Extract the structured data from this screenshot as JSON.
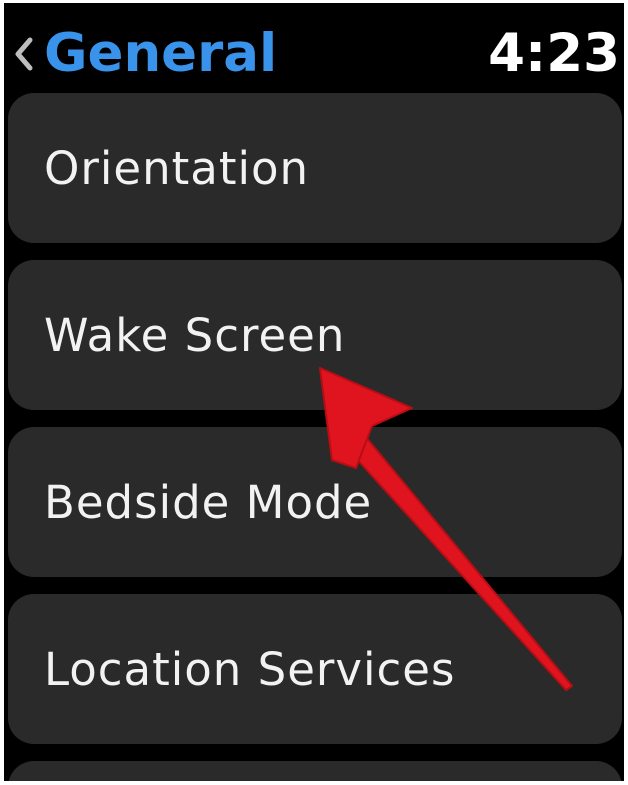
{
  "header": {
    "back_label": "General",
    "time": "4:23"
  },
  "menu": {
    "items": [
      {
        "label": "Orientation"
      },
      {
        "label": "Wake Screen"
      },
      {
        "label": "Bedside Mode"
      },
      {
        "label": "Location Services"
      }
    ]
  },
  "colors": {
    "accent": "#3a93ea",
    "background": "#000000",
    "row_background": "#2a2a2a",
    "text": "#f2f2f2",
    "annotation_arrow": "#e0141e"
  },
  "icons": {
    "back": "chevron-left-icon"
  }
}
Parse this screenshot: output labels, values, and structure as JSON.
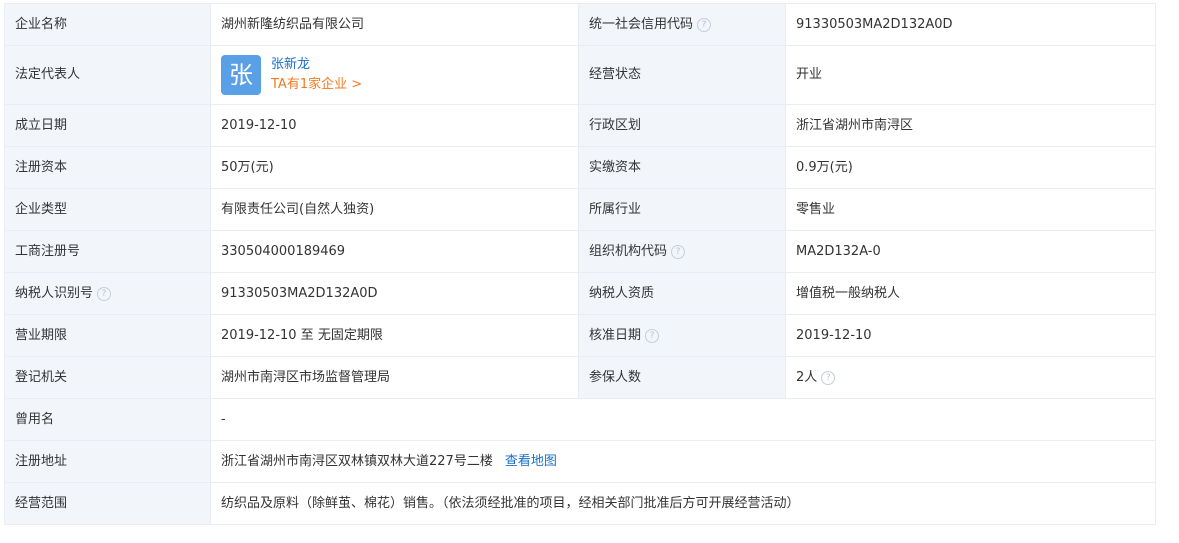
{
  "rows": [
    {
      "l1": "企业名称",
      "v1": "湖州新隆纺织品有限公司",
      "l2": "统一社会信用代码",
      "v2": "91330503MA2D132A0D"
    },
    {
      "l1": "法定代表人",
      "l2": "经营状态",
      "v2": "开业"
    },
    {
      "l1": "成立日期",
      "v1": "2019-12-10",
      "l2": "行政区划",
      "v2": "浙江省湖州市南浔区"
    },
    {
      "l1": "注册资本",
      "v1": "50万(元)",
      "l2": "实缴资本",
      "v2": "0.9万(元)"
    },
    {
      "l1": "企业类型",
      "v1": "有限责任公司(自然人独资)",
      "l2": "所属行业",
      "v2": "零售业"
    },
    {
      "l1": "工商注册号",
      "v1": "330504000189469",
      "l2": "组织机构代码",
      "v2": "MA2D132A-0"
    },
    {
      "l1": "纳税人识别号",
      "v1": "91330503MA2D132A0D",
      "l2": "纳税人资质",
      "v2": "增值税一般纳税人"
    },
    {
      "l1": "营业期限",
      "v1": "2019-12-10 至 无固定期限",
      "l2": "核准日期",
      "v2": "2019-12-10"
    },
    {
      "l1": "登记机关",
      "v1": "湖州市南浔区市场监督管理局",
      "l2": "参保人数",
      "v2": "2人"
    },
    {
      "l1": "曾用名",
      "v1": "-"
    },
    {
      "l1": "注册地址",
      "v1": "浙江省湖州市南浔区双林镇双林大道227号二楼"
    },
    {
      "l1": "经营范围",
      "v1": "纺织品及原料（除鲜茧、棉花）销售。（依法须经批准的项目，经相关部门批准后方可开展经营活动）"
    }
  ],
  "legal_rep": {
    "avatar_char": "张",
    "name": "张新龙",
    "more": "TA有1家企业 >"
  },
  "address_link": "查看地图",
  "help_glyph": "?",
  "colors": {
    "label_bg": "#f2f6fb",
    "border": "#e9edf3",
    "link": "#1a6fc9",
    "orange": "#f47a23",
    "avatar_bg": "#5aa0e6"
  }
}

### Task goal
Write out word for word every line from the line with "Parse this screenshot: output" through the final line of the records, both included, skipping the pictures.

### Worked answer
Parse this screenshot: output labels, values, and structure as JSON.
{
  "rows": [
    {
      "l1": "企业名称",
      "v1": "湖州新隆纺织品有限公司",
      "l2": "统一社会信用代码",
      "v2": "91330503MA2D132A0D"
    },
    {
      "l1": "法定代表人",
      "l2": "经营状态",
      "v2": "开业"
    },
    {
      "l1": "成立日期",
      "v1": "2019-12-10",
      "l2": "行政区划",
      "v2": "浙江省湖州市南浔区"
    },
    {
      "l1": "注册资本",
      "v1": "50万(元)",
      "l2": "实缴资本",
      "v2": "0.9万(元)"
    },
    {
      "l1": "企业类型",
      "v1": "有限责任公司(自然人独资)",
      "l2": "所属行业",
      "v2": "零售业"
    },
    {
      "l1": "工商注册号",
      "v1": "330504000189469",
      "l2": "组织机构代码",
      "v2": "MA2D132A-0"
    },
    {
      "l1": "纳税人识别号",
      "v1": "91330503MA2D132A0D",
      "l2": "纳税人资质",
      "v2": "增值税一般纳税人"
    },
    {
      "l1": "营业期限",
      "v1": "2019-12-10 至 无固定期限",
      "l2": "核准日期",
      "v2": "2019-12-10"
    },
    {
      "l1": "登记机关",
      "v1": "湖州市南浔区市场监督管理局",
      "l2": "参保人数",
      "v2": "2人"
    },
    {
      "l1": "曾用名",
      "v1": "-"
    },
    {
      "l1": "注册地址",
      "v1": "浙江省湖州市南浔区双林镇双林大道227号二楼"
    },
    {
      "l1": "经营范围",
      "v1": "纺织品及原料（除鲜茧、棉花）销售。（依法须经批准的项目，经相关部门批准后方可开展经营活动）"
    }
  ],
  "legal_rep": {
    "avatar_char": "张",
    "name": "张新龙",
    "more": "TA有1家企业 >"
  },
  "address_link": "查看地图",
  "help_glyph": "?",
  "colors": {
    "label_bg": "#f2f6fb",
    "border": "#e9edf3",
    "link": "#1a6fc9",
    "orange": "#f47a23",
    "avatar_bg": "#5aa0e6"
  }
}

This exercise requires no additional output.